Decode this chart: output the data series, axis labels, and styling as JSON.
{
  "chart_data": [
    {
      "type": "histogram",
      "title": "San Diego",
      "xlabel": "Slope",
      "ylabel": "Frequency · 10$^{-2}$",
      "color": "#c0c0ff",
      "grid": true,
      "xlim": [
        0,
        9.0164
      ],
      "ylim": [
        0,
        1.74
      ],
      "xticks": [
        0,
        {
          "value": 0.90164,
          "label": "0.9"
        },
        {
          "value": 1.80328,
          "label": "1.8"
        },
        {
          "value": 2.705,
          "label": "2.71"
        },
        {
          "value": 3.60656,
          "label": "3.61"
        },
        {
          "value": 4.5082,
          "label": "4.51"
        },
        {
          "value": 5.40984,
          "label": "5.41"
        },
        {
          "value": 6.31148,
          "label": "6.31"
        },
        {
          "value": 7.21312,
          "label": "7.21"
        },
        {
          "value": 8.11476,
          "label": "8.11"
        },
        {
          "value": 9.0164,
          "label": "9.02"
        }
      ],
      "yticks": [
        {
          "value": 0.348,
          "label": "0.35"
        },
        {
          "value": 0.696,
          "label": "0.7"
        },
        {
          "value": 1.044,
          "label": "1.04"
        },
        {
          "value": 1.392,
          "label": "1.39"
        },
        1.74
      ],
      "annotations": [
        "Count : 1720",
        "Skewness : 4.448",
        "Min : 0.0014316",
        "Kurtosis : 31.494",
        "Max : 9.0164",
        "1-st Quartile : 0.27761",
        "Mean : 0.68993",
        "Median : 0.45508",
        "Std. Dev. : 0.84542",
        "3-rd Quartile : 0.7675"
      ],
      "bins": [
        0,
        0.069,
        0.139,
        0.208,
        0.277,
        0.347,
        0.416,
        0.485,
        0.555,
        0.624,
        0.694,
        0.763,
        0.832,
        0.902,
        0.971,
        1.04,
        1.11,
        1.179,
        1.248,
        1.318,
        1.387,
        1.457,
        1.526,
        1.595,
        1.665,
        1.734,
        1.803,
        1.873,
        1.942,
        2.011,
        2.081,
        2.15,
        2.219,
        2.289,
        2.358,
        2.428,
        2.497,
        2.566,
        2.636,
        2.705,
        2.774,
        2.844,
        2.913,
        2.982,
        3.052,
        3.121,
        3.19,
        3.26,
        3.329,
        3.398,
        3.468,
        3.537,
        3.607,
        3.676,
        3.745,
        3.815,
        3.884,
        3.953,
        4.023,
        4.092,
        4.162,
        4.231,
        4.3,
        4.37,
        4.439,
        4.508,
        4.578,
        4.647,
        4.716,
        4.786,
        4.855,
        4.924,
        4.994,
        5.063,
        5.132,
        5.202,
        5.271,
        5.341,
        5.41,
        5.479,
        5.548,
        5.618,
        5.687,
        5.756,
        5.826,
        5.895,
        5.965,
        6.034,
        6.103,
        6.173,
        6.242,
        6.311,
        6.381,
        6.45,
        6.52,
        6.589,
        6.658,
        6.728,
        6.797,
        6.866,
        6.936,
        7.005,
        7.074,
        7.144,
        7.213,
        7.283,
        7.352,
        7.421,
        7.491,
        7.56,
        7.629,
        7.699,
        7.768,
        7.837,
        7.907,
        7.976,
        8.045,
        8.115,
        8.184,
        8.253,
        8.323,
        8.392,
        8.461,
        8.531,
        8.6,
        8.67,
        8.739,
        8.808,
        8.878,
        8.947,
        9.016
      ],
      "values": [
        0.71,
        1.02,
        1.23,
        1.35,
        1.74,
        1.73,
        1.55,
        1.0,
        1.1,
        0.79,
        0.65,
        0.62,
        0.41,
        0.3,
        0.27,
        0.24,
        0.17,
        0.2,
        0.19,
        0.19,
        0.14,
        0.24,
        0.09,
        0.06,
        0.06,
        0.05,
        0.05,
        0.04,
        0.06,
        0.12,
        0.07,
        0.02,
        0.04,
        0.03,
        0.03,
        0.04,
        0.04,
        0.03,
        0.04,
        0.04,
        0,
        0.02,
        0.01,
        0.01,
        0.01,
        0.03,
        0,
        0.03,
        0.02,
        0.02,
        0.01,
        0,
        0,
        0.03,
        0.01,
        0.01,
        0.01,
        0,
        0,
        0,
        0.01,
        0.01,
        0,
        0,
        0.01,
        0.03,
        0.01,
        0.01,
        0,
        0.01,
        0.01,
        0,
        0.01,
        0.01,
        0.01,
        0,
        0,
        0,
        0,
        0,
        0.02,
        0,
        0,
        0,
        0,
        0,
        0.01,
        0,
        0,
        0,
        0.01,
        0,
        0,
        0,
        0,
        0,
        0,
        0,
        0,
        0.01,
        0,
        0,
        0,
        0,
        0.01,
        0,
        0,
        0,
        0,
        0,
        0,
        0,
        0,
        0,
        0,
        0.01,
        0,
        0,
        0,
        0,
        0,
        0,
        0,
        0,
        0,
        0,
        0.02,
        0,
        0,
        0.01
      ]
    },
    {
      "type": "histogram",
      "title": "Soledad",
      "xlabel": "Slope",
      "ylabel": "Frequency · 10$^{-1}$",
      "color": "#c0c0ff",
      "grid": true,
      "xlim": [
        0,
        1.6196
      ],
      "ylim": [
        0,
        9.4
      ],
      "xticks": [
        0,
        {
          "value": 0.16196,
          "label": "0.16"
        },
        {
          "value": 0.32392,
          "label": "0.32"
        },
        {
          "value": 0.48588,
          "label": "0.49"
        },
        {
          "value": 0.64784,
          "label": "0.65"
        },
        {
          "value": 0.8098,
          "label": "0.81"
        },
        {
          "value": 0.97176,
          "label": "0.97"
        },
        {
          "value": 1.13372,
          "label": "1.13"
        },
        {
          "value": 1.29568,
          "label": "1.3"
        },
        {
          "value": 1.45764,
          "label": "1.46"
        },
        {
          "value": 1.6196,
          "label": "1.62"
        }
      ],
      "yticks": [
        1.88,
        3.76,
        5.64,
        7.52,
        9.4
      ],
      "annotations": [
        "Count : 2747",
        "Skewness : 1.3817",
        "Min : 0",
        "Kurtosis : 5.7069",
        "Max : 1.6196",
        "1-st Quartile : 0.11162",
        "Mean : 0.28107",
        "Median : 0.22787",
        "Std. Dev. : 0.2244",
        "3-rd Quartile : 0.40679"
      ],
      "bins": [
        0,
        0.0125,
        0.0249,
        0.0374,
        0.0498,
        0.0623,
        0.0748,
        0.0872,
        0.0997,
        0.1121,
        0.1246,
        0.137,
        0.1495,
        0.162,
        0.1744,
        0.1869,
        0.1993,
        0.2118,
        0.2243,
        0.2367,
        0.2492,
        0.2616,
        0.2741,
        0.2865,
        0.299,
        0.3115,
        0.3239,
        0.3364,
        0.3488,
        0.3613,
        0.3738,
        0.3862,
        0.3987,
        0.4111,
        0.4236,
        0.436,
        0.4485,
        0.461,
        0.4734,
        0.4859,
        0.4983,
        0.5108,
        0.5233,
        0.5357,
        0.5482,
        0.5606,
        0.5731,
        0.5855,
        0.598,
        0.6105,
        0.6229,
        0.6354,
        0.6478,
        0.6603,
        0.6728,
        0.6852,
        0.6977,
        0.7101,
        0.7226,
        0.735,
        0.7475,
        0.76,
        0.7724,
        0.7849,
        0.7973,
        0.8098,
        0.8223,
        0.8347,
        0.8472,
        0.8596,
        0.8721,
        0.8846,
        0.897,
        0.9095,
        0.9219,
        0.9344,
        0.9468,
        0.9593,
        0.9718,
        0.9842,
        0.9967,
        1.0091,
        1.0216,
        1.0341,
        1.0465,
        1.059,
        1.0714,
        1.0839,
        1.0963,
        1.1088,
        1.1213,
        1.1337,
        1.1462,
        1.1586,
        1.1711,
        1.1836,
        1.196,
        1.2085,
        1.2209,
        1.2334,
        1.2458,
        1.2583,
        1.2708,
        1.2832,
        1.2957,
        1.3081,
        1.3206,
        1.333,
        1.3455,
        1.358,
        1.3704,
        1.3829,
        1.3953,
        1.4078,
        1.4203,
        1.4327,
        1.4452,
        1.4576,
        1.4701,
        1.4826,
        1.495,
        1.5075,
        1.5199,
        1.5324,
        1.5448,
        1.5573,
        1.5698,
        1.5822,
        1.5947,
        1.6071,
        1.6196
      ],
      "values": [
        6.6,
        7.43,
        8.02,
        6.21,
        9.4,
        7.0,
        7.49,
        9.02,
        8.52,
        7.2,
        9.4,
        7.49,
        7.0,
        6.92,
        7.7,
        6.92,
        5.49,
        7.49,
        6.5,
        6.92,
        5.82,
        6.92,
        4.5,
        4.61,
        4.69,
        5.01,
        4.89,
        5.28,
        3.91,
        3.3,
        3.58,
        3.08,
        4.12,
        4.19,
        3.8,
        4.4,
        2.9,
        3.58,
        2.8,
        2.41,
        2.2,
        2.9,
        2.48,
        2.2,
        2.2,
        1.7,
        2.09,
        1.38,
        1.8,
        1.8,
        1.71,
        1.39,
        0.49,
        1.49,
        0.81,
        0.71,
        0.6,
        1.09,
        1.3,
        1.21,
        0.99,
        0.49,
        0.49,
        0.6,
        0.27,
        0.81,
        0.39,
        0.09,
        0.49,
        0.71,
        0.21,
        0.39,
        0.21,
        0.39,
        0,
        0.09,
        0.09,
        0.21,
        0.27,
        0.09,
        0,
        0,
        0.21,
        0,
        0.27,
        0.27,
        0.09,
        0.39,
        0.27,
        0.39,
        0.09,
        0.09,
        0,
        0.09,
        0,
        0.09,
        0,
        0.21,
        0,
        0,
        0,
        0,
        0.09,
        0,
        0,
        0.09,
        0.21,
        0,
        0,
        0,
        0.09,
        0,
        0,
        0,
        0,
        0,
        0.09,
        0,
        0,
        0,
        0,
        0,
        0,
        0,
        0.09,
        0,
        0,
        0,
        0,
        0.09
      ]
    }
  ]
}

EXERCISE PROMPT:
Report how many lines in the listing above include the word "ylabel". Give nothing but the number.

THE REPLY:
2